- Short task
All of the data needs to be repeated exactly.

- Input material
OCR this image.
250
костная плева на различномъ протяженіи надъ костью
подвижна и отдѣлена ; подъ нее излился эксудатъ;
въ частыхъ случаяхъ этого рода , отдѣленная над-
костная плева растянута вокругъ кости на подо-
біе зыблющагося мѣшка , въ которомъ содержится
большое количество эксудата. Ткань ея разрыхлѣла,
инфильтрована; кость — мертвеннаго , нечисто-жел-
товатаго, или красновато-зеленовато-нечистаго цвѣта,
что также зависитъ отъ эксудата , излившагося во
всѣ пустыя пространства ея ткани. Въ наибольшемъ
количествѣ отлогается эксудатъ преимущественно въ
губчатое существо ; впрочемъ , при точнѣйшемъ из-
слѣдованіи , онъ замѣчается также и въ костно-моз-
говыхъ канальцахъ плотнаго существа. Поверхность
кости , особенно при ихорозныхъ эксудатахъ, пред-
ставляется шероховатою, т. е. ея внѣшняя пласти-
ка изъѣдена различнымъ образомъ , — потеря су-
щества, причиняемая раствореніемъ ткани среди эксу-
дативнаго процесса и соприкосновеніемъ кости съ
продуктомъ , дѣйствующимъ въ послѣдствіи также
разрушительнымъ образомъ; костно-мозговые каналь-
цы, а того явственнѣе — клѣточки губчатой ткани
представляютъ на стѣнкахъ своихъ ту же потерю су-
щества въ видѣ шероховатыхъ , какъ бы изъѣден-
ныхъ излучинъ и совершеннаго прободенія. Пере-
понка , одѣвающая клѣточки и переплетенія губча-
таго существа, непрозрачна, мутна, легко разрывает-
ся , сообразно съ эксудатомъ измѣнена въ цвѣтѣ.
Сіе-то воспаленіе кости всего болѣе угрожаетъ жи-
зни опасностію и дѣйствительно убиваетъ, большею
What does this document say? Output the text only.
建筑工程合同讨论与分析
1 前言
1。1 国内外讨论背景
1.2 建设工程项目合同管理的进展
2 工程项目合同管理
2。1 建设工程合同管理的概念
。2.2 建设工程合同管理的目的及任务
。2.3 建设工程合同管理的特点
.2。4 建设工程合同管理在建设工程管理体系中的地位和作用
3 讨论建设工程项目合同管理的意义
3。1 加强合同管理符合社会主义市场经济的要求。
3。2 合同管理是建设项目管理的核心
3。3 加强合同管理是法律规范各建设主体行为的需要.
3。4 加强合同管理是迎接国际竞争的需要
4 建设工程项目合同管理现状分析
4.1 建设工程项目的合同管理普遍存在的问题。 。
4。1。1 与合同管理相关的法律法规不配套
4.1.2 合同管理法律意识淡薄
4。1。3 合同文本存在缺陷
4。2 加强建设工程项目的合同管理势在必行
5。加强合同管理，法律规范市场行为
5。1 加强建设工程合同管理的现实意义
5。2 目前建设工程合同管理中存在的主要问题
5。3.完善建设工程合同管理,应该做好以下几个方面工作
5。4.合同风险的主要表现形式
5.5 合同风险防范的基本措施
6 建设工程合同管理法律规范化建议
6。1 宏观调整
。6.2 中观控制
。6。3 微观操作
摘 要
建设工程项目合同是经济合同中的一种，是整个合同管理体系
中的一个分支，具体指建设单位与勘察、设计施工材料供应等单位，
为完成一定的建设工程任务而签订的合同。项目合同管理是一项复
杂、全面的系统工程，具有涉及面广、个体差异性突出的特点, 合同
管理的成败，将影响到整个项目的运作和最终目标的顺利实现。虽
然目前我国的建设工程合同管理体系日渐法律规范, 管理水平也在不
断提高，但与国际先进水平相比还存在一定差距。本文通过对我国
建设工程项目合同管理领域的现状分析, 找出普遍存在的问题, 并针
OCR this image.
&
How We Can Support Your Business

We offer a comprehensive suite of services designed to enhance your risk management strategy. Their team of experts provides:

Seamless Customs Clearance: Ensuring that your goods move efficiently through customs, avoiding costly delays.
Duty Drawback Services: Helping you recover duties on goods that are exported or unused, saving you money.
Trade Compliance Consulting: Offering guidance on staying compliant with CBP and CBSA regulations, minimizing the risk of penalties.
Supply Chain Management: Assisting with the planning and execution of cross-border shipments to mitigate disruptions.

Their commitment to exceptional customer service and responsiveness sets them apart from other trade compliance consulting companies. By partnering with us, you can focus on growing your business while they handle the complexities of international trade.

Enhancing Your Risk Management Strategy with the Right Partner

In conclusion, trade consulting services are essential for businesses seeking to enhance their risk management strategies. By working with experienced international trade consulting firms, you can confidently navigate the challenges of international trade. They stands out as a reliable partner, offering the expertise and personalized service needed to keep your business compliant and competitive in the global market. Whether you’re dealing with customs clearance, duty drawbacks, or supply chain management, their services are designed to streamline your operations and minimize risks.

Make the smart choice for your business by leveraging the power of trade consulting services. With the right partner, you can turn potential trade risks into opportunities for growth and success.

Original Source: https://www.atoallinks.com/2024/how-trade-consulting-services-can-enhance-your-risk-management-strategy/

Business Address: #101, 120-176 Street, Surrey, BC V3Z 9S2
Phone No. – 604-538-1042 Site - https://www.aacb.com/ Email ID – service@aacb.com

- Written response
OCR this image.
250
костная плева на различномъ протяженіи надъ костью
подвижна и отдѣлена ; подъ нее излился эксудатъ;
въ частыхъ случаяхъ этого рода , отдѣленная над-
костная плева растянута вокругъ кости на подо-
біе зыблющагося мѣшка , въ которомъ содержится
большое количество эксудата. Ткань ея разрыхлѣла,
инфильтрована; кость — мертвеннаго , нечисто-жел-
товатаго, или красновато-зеленовато-нечистаго цвѣта,
что также зависитъ отъ эксудата , излившагося во
всѣ пустыя пространства ея ткани. Въ наибольшемъ
количествѣ отлогается эксудатъ преимущественно въ
губчатое существо ; впрочемъ , при точнѣйшемъ из-
слѣдованіи , онъ замѣчается также и въ костно-моз-
говыхъ канальцахъ плотнаго существа. Поверхность
кости , особенно при ихорозныхъ эксудатахъ, пред-
ставляется шероховатою, т. е. ея внѣшняя пласти-
ка изъѣдена различнымъ образомъ , — потеря су-
щества, причиняемая раствореніемъ ткани среди эксу-
дативнаго процесса и соприкосновеніемъ кости съ
продуктомъ , дѣйствующимъ въ послѣдствіи также
разрушительнымъ образомъ; костно-мозговые каналь-
цы, а того явственнѣе — клѣточки губчатой ткани
представляютъ на стѣнкахъ своихъ ту же потерю су-
щества въ видѣ шероховатыхъ , какъ бы изъѣден-
ныхъ излучинъ и совершеннаго прободенія. Пере-
понка , одѣвающая клѣточки и переплетенія губча-
таго существа, непрозрачна, мутна, легко разрывает-
ся , сообразно съ эксудатомъ измѣнена въ цвѣтѣ.
Сіе-то воспаленіе кости всего болѣе угрожаетъ жи-
зни опасностію и дѣйствительно убиваетъ, большею
What does this document say? Output the text only.
建筑工程合同讨论与分析
1 前言
1。1 国内外讨论背景
1.2 建设工程项目合同管理的进展
2 工程项目合同管理
2。1 建设工程合同管理的概念
。2.2 建设工程合同管理的目的及任务
。2.3 建设工程合同管理的特点
.2。4 建设工程合同管理在建设工程管理体系中的地位和作用
3 讨论建设工程项目合同管理的意义
3。1 加强合同管理符合社会主义市场经济的要求。
3。2 合同管理是建设项目管理的核心
3。3 加强合同管理是法律规范各建设主体行为的需要.
3。4 加强合同管理是迎接国际竞争的需要
4 建设工程项目合同管理现状分析
4.1 建设工程项目的合同管理普遍存在的问题。 。
4。1。1 与合同管理相关的法律法规不配套
4.1.2 合同管理法律意识淡薄
4。1。3 合同文本存在缺陷
4。2 加强建设工程项目的合同管理势在必行
5。加强合同管理，法律规范市场行为
5。1 加强建设工程合同管理的现实意义
5。2 目前建设工程合同管理中存在的主要问题
5。3.完善建设工程合同管理,应该做好以下几个方面工作
5。4.合同风险的主要表现形式
5.5 合同风险防范的基本措施
6 建设工程合同管理法律规范化建议
6。1 宏观调整
。6.2 中观控制
。6。3 微观操作
摘 要
建设工程项目合同是经济合同中的一种，是整个合同管理体系
中的一个分支，具体指建设单位与勘察、设计施工材料供应等单位，
为完成一定的建设工程任务而签订的合同。项目合同管理是一项复
杂、全面的系统工程，具有涉及面广、个体差异性突出的特点, 合同
管理的成败，将影响到整个项目的运作和最终目标的顺利实现。虽
然目前我国的建设工程合同管理体系日渐法律规范, 管理水平也在不
断提高，但与国际先进水平相比还存在一定差距。本文通过对我国
建设工程项目合同管理领域的现状分析, 找出普遍存在的问题, 并针
OCR this image.
&
How We Can Support Your Business

We offer a comprehensive suite of services designed to enhance your risk management strategy. Their team of experts provides:

Seamless Customs Clearance: Ensuring that your goods move efficiently through customs, avoiding costly delays.
Duty Drawback Services: Helping you recover duties on goods that are exported or unused, saving you money.
Trade Compliance Consulting: Offering guidance on staying compliant with CBP and CBSA regulations, minimizing the risk of penalties.
Supply Chain Management: Assisting with the planning and execution of cross-border shipments to mitigate disruptions.

Their commitment to exceptional customer service and responsiveness sets them apart from other trade compliance consulting companies. By partnering with us, you can focus on growing your business while they handle the complexities of international trade.

Enhancing Your Risk Management Strategy with the Right Partner

In conclusion, trade consulting services are essential for businesses seeking to enhance their risk management strategies. By working with experienced international trade consulting firms, you can confidently navigate the challenges of international trade. They stands out as a reliable partner, offering the expertise and personalized service needed to keep your business compliant and competitive in the global market. Whether you’re dealing with customs clearance, duty drawbacks, or supply chain management, their services are designed to streamline your operations and minimize risks.

Make the smart choice for your business by leveraging the power of trade consulting services. With the right partner, you can turn potential trade risks into opportunities for growth and success.

Original Source: https://www.atoallinks.com/2024/how-trade-consulting-services-can-enhance-your-risk-management-strategy/

Business Address: #101, 120-176 Street, Surrey, BC V3Z 9S2
Phone No. – 604-538-1042 Site - https://www.aacb.com/ Email ID – service@aacb.com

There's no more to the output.